Objective. Below is some material; transcribe all of it exactly.

Dataset records.
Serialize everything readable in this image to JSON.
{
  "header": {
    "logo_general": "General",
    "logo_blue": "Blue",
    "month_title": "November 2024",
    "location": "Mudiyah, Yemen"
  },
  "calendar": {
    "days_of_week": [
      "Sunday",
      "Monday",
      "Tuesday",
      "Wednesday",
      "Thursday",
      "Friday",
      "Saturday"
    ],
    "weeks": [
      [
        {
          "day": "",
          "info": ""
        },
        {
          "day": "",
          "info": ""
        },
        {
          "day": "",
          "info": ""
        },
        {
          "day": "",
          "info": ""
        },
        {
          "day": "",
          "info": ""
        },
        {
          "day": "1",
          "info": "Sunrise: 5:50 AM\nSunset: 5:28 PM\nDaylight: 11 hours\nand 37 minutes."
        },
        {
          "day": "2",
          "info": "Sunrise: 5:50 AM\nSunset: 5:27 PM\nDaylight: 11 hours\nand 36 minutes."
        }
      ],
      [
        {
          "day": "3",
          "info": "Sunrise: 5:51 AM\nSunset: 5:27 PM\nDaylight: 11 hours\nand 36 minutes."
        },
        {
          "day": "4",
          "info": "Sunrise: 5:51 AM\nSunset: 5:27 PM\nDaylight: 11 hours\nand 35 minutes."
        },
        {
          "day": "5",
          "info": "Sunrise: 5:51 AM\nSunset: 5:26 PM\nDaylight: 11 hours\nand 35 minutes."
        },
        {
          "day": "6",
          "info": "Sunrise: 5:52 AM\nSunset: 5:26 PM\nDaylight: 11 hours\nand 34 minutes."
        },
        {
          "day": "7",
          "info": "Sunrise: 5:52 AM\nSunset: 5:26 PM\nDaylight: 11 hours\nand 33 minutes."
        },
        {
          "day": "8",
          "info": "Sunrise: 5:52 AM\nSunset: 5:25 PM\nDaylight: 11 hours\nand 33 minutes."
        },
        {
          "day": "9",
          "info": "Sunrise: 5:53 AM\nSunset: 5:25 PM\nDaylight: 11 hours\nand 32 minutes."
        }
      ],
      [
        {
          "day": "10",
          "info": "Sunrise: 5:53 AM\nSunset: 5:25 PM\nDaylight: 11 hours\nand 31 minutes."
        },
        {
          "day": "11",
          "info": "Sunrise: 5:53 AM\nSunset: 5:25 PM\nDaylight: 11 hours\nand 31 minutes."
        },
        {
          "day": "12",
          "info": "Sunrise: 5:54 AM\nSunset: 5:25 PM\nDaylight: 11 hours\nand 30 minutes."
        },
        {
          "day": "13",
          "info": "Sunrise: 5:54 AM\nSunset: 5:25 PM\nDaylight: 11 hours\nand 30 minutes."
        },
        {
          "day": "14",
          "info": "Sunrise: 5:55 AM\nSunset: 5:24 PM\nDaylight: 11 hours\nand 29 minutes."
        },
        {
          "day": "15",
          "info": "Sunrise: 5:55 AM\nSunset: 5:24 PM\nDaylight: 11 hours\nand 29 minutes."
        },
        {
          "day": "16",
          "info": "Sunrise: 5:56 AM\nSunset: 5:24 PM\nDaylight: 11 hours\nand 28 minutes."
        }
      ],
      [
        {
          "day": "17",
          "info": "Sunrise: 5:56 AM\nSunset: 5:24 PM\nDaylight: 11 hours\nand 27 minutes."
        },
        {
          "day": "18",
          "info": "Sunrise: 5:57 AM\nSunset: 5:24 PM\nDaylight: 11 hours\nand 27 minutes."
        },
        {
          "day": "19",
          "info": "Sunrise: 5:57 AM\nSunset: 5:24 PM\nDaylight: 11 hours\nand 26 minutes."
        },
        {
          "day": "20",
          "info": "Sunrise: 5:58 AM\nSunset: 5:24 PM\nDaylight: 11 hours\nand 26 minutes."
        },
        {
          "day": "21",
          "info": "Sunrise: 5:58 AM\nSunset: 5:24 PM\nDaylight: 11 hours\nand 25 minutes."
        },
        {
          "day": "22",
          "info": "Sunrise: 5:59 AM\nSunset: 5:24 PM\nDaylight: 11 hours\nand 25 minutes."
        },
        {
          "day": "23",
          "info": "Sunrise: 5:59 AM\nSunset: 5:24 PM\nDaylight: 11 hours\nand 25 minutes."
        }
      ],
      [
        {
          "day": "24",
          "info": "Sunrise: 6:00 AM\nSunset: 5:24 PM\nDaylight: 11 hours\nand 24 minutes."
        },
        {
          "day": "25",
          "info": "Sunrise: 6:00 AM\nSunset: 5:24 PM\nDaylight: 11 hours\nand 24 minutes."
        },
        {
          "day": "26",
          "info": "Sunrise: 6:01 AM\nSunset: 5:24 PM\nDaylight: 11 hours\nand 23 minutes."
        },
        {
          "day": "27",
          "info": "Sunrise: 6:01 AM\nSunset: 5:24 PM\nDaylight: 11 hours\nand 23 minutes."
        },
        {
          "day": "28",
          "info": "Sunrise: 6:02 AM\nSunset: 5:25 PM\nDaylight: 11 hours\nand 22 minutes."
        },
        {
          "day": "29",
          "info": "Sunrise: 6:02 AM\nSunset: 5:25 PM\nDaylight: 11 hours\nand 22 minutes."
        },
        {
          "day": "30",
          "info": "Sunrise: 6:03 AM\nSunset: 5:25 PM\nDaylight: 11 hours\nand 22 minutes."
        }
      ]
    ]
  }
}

Task result.
Serialize everything readable in this image to JSON.
{
  "header": {
    "logo_general": "General",
    "logo_blue": "Blue",
    "month_title": "November 2024",
    "location": "Mudiyah, Yemen"
  },
  "calendar": {
    "days_of_week": [
      "Sunday",
      "Monday",
      "Tuesday",
      "Wednesday",
      "Thursday",
      "Friday",
      "Saturday"
    ],
    "weeks": [
      [
        {
          "day": "",
          "info": ""
        },
        {
          "day": "",
          "info": ""
        },
        {
          "day": "",
          "info": ""
        },
        {
          "day": "",
          "info": ""
        },
        {
          "day": "",
          "info": ""
        },
        {
          "day": "1",
          "info": "Sunrise: 5:50 AM\nSunset: 5:28 PM\nDaylight: 11 hours\nand 37 minutes."
        },
        {
          "day": "2",
          "info": "Sunrise: 5:50 AM\nSunset: 5:27 PM\nDaylight: 11 hours\nand 36 minutes."
        }
      ],
      [
        {
          "day": "3",
          "info": "Sunrise: 5:51 AM\nSunset: 5:27 PM\nDaylight: 11 hours\nand 36 minutes."
        },
        {
          "day": "4",
          "info": "Sunrise: 5:51 AM\nSunset: 5:27 PM\nDaylight: 11 hours\nand 35 minutes."
        },
        {
          "day": "5",
          "info": "Sunrise: 5:51 AM\nSunset: 5:26 PM\nDaylight: 11 hours\nand 35 minutes."
        },
        {
          "day": "6",
          "info": "Sunrise: 5:52 AM\nSunset: 5:26 PM\nDaylight: 11 hours\nand 34 minutes."
        },
        {
          "day": "7",
          "info": "Sunrise: 5:52 AM\nSunset: 5:26 PM\nDaylight: 11 hours\nand 33 minutes."
        },
        {
          "day": "8",
          "info": "Sunrise: 5:52 AM\nSunset: 5:25 PM\nDaylight: 11 hours\nand 33 minutes."
        },
        {
          "day": "9",
          "info": "Sunrise: 5:53 AM\nSunset: 5:25 PM\nDaylight: 11 hours\nand 32 minutes."
        }
      ],
      [
        {
          "day": "10",
          "info": "Sunrise: 5:53 AM\nSunset: 5:25 PM\nDaylight: 11 hours\nand 31 minutes."
        },
        {
          "day": "11",
          "info": "Sunrise: 5:53 AM\nSunset: 5:25 PM\nDaylight: 11 hours\nand 31 minutes."
        },
        {
          "day": "12",
          "info": "Sunrise: 5:54 AM\nSunset: 5:25 PM\nDaylight: 11 hours\nand 30 minutes."
        },
        {
          "day": "13",
          "info": "Sunrise: 5:54 AM\nSunset: 5:25 PM\nDaylight: 11 hours\nand 30 minutes."
        },
        {
          "day": "14",
          "info": "Sunrise: 5:55 AM\nSunset: 5:24 PM\nDaylight: 11 hours\nand 29 minutes."
        },
        {
          "day": "15",
          "info": "Sunrise: 5:55 AM\nSunset: 5:24 PM\nDaylight: 11 hours\nand 29 minutes."
        },
        {
          "day": "16",
          "info": "Sunrise: 5:56 AM\nSunset: 5:24 PM\nDaylight: 11 hours\nand 28 minutes."
        }
      ],
      [
        {
          "day": "17",
          "info": "Sunrise: 5:56 AM\nSunset: 5:24 PM\nDaylight: 11 hours\nand 27 minutes."
        },
        {
          "day": "18",
          "info": "Sunrise: 5:57 AM\nSunset: 5:24 PM\nDaylight: 11 hours\nand 27 minutes."
        },
        {
          "day": "19",
          "info": "Sunrise: 5:57 AM\nSunset: 5:24 PM\nDaylight: 11 hours\nand 26 minutes."
        },
        {
          "day": "20",
          "info": "Sunrise: 5:58 AM\nSunset: 5:24 PM\nDaylight: 11 hours\nand 26 minutes."
        },
        {
          "day": "21",
          "info": "Sunrise: 5:58 AM\nSunset: 5:24 PM\nDaylight: 11 hours\nand 25 minutes."
        },
        {
          "day": "22",
          "info": "Sunrise: 5:59 AM\nSunset: 5:24 PM\nDaylight: 11 hours\nand 25 minutes."
        },
        {
          "day": "23",
          "info": "Sunrise: 5:59 AM\nSunset: 5:24 PM\nDaylight: 11 hours\nand 25 minutes."
        }
      ],
      [
        {
          "day": "24",
          "info": "Sunrise: 6:00 AM\nSunset: 5:24 PM\nDaylight: 11 hours\nand 24 minutes."
        },
        {
          "day": "25",
          "info": "Sunrise: 6:00 AM\nSunset: 5:24 PM\nDaylight: 11 hours\nand 24 minutes."
        },
        {
          "day": "26",
          "info": "Sunrise: 6:01 AM\nSunset: 5:24 PM\nDaylight: 11 hours\nand 23 minutes."
        },
        {
          "day": "27",
          "info": "Sunrise: 6:01 AM\nSunset: 5:24 PM\nDaylight: 11 hours\nand 23 minutes."
        },
        {
          "day": "28",
          "info": "Sunrise: 6:02 AM\nSunset: 5:25 PM\nDaylight: 11 hours\nand 22 minutes."
        },
        {
          "day": "29",
          "info": "Sunrise: 6:02 AM\nSunset: 5:25 PM\nDaylight: 11 hours\nand 22 minutes."
        },
        {
          "day": "30",
          "info": "Sunrise: 6:03 AM\nSunset: 5:25 PM\nDaylight: 11 hours\nand 22 minutes."
        }
      ]
    ]
  }
}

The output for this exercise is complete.